* Exercise *
Take the material and output all of it exactly.
═══
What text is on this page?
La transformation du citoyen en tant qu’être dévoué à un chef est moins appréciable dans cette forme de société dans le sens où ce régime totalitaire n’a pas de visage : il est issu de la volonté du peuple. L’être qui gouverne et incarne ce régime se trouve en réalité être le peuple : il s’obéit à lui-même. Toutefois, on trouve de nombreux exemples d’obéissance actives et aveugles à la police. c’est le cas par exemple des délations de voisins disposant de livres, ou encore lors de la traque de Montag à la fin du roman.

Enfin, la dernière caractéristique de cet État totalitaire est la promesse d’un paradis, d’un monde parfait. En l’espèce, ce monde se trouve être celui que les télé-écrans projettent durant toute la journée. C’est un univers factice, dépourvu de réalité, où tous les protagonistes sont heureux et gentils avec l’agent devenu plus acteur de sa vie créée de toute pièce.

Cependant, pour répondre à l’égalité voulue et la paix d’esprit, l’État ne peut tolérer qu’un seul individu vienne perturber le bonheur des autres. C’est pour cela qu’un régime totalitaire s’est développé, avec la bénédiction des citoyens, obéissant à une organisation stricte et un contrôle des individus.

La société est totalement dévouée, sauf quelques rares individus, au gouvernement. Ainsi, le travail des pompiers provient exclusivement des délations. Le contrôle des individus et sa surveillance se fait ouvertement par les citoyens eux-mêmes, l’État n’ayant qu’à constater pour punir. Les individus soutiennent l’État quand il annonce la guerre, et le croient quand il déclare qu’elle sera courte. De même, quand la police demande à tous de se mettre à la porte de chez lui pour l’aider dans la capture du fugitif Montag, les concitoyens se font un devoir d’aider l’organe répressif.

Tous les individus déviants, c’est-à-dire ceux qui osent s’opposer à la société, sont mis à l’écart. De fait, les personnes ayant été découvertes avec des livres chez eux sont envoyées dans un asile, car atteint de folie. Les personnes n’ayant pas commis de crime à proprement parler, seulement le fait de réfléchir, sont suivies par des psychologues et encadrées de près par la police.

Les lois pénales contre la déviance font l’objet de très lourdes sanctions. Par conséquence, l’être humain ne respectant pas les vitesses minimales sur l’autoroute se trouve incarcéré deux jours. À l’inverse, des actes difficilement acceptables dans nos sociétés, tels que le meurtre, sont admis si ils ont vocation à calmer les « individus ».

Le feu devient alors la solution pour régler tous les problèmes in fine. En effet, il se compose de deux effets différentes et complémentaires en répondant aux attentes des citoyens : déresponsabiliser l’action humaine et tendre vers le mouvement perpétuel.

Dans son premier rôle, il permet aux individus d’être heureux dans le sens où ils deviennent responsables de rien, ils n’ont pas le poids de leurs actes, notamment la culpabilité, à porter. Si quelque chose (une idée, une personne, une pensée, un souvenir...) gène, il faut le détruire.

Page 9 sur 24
═══
* Finished exercise *
What text is on this page?
La transformation du citoyen en tant qu’être dévoué à un chef est moins appréciable dans cette forme de société dans le sens où ce régime totalitaire n’a pas de visage : il est issu de la volonté du peuple. L’être qui gouverne et incarne ce régime se trouve en réalité être le peuple : il s’obéit à lui-même. Toutefois, on trouve de nombreux exemples d’obéissance actives et aveugles à la police. c’est le cas par exemple des délations de voisins disposant de livres, ou encore lors de la traque de Montag à la fin du roman.

Enfin, la dernière caractéristique de cet État totalitaire est la promesse d’un paradis, d’un monde parfait. En l’espèce, ce monde se trouve être celui que les télé-écrans projettent durant toute la journée. C’est un univers factice, dépourvu de réalité, où tous les protagonistes sont heureux et gentils avec l’agent devenu plus acteur de sa vie créée de toute pièce.

Cependant, pour répondre à l’égalité voulue et la paix d’esprit, l’État ne peut tolérer qu’un seul individu vienne perturber le bonheur des autres. C’est pour cela qu’un régime totalitaire s’est développé, avec la bénédiction des citoyens, obéissant à une organisation stricte et un contrôle des individus.

La société est totalement dévouée, sauf quelques rares individus, au gouvernement. Ainsi, le travail des pompiers provient exclusivement des délations. Le contrôle des individus et sa surveillance se fait ouvertement par les citoyens eux-mêmes, l’État n’ayant qu’à constater pour punir. Les individus soutiennent l’État quand il annonce la guerre, et le croient quand il déclare qu’elle sera courte. De même, quand la police demande à tous de se mettre à la porte de chez lui pour l’aider dans la capture du fugitif Montag, les concitoyens se font un devoir d’aider l’organe répressif.

Tous les individus déviants, c’est-à-dire ceux qui osent s’opposer à la société, sont mis à l’écart. De fait, les personnes ayant été découvertes avec des livres chez eux sont envoyées dans un asile, car atteint de folie. Les personnes n’ayant pas commis de crime à proprement parler, seulement le fait de réfléchir, sont suivies par des psychologues et encadrées de près par la police.

Les lois pénales contre la déviance font l’objet de très lourdes sanctions. Par conséquence, l’être humain ne respectant pas les vitesses minimales sur l’autoroute se trouve incarcéré deux jours. À l’inverse, des actes difficilement acceptables dans nos sociétés, tels que le meurtre, sont admis si ils ont vocation à calmer les « individus ».

Le feu devient alors la solution pour régler tous les problèmes in fine. En effet, il se compose de deux effets différentes et complémentaires en répondant aux attentes des citoyens : déresponsabiliser l’action humaine et tendre vers le mouvement perpétuel.

Dans son premier rôle, il permet aux individus d’être heureux dans le sens où ils deviennent responsables de rien, ils n’ont pas le poids de leurs actes, notamment la culpabilité, à porter. Si quelque chose (une idée, une personne, une pensée, un souvenir...) gène, il faut le détruire.

Page 9 sur 24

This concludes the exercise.